● Entries from a dataset

▼

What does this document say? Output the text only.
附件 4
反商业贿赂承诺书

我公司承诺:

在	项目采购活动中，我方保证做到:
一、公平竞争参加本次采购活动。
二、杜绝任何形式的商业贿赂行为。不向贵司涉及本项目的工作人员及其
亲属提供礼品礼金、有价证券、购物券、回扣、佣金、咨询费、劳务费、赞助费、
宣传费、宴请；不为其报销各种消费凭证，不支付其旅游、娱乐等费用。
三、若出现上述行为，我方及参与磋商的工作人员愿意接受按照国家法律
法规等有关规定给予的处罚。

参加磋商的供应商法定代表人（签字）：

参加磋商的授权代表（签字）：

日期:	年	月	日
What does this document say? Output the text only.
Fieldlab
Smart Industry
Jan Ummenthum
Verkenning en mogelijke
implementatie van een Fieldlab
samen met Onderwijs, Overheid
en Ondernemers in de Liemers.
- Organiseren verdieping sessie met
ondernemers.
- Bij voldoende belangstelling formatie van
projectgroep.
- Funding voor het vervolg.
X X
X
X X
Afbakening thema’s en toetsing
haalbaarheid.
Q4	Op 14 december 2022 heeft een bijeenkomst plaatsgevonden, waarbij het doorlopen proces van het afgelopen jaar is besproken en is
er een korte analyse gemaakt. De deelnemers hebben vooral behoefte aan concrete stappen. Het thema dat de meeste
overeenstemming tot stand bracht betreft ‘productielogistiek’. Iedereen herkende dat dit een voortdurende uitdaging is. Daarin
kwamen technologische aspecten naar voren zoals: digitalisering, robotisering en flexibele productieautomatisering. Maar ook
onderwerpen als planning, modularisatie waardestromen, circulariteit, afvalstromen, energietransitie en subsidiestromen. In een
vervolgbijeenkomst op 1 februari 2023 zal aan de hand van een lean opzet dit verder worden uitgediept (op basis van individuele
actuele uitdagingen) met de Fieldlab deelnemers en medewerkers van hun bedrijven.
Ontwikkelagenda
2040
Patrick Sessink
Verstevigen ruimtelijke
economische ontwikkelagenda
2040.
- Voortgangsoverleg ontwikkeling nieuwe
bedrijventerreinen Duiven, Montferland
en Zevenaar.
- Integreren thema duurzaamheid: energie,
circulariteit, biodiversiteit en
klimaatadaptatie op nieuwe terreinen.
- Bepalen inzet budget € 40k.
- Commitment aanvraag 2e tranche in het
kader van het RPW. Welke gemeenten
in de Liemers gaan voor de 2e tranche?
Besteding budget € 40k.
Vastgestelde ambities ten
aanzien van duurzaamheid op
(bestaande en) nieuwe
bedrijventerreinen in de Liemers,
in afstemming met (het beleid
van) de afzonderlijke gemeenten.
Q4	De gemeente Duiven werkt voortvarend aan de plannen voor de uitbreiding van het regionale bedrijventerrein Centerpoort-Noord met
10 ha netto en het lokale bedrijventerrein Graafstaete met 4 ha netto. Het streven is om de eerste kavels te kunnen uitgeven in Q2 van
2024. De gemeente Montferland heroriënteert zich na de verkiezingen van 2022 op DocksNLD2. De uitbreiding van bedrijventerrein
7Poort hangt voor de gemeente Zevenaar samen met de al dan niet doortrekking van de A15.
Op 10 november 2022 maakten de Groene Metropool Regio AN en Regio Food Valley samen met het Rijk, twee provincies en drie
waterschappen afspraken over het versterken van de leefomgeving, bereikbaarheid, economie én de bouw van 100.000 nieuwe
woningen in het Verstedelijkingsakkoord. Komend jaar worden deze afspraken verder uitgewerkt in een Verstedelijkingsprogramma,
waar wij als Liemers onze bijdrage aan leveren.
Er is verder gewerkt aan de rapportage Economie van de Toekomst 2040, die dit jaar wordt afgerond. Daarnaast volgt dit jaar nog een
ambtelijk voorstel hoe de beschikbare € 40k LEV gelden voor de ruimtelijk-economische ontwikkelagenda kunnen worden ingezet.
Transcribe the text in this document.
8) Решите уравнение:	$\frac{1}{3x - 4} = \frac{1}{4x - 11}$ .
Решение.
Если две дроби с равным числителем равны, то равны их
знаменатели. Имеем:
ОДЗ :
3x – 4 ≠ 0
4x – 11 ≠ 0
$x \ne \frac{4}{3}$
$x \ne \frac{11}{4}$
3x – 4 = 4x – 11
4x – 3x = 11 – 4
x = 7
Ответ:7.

▲

● TASK STATEMENT
Look through the entries and return every line where "circulariteit" appears.

● RIGHT ANSWER
onderwerpen als planning, modularisatie waardestromen, circulariteit, afvalstromen, energietransitie en subsidiestromen. In een
circulariteit, biodiversiteit en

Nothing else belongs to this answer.